Given instruction: Write out the whole listing, matching it exactly.

[START]

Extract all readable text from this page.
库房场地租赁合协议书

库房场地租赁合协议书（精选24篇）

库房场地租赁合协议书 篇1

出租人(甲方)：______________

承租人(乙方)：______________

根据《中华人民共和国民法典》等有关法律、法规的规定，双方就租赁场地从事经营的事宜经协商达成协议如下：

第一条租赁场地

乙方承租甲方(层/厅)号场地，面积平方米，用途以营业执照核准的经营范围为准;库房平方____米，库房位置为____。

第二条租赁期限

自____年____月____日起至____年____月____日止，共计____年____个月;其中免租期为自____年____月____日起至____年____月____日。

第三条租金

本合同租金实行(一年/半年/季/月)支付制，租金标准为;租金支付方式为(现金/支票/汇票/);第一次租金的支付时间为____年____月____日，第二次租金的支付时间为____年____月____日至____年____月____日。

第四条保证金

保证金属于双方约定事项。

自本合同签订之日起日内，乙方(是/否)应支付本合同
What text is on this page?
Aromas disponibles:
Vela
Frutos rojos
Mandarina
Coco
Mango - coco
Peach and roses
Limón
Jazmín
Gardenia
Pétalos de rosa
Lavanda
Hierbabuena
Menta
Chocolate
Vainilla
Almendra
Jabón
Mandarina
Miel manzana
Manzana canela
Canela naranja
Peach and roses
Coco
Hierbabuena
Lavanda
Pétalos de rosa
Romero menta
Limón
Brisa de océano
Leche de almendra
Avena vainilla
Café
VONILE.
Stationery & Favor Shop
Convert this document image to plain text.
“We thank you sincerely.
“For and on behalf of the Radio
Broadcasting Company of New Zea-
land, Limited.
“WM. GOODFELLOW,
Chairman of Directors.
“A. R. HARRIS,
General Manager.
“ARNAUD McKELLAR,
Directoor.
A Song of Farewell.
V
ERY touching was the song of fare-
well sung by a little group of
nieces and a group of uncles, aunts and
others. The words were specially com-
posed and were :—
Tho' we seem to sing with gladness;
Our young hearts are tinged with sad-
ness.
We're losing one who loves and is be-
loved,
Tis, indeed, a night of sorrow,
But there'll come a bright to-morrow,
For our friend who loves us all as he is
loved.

[END]

Solution for this exercise:
Extract all readable text from this page.
库房场地租赁合协议书

库房场地租赁合协议书（精选24篇）

库房场地租赁合协议书 篇1

出租人(甲方)：______________

承租人(乙方)：______________

根据《中华人民共和国民法典》等有关法律、法规的规定，双方就租赁场地从事经营的事宜经协商达成协议如下：

第一条租赁场地

乙方承租甲方(层/厅)号场地，面积平方米，用途以营业执照核准的经营范围为准;库房平方____米，库房位置为____。

第二条租赁期限

自____年____月____日起至____年____月____日止，共计____年____个月;其中免租期为自____年____月____日起至____年____月____日。

第三条租金

本合同租金实行(一年/半年/季/月)支付制，租金标准为;租金支付方式为(现金/支票/汇票/);第一次租金的支付时间为____年____月____日，第二次租金的支付时间为____年____月____日至____年____月____日。

第四条保证金

保证金属于双方约定事项。

自本合同签订之日起日内，乙方(是/否)应支付本合同
What text is on this page?
Aromas disponibles:
Vela
Frutos rojos
Mandarina
Coco
Mango - coco
Peach and roses
Limón
Jazmín
Gardenia
Pétalos de rosa
Lavanda
Hierbabuena
Menta
Chocolate
Vainilla
Almendra
Jabón
Mandarina
Miel manzana
Manzana canela
Canela naranja
Peach and roses
Coco
Hierbabuena
Lavanda
Pétalos de rosa
Romero menta
Limón
Brisa de océano
Leche de almendra
Avena vainilla
Café
VONILE.
Stationery & Favor Shop
Convert this document image to plain text.
“We thank you sincerely.
“For and on behalf of the Radio
Broadcasting Company of New Zea-
land, Limited.
“WM. GOODFELLOW,
Chairman of Directors.
“A. R. HARRIS,
General Manager.
“ARNAUD McKELLAR,
Directoor.
A Song of Farewell.
V
ERY touching was the song of fare-
well sung by a little group of
nieces and a group of uncles, aunts and
others. The words were specially com-
posed and were :—
Tho' we seem to sing with gladness;
Our young hearts are tinged with sad-
ness.
We're losing one who loves and is be-
loved,
Tis, indeed, a night of sorrow,
But there'll come a bright to-morrow,
For our friend who loves us all as he is
loved.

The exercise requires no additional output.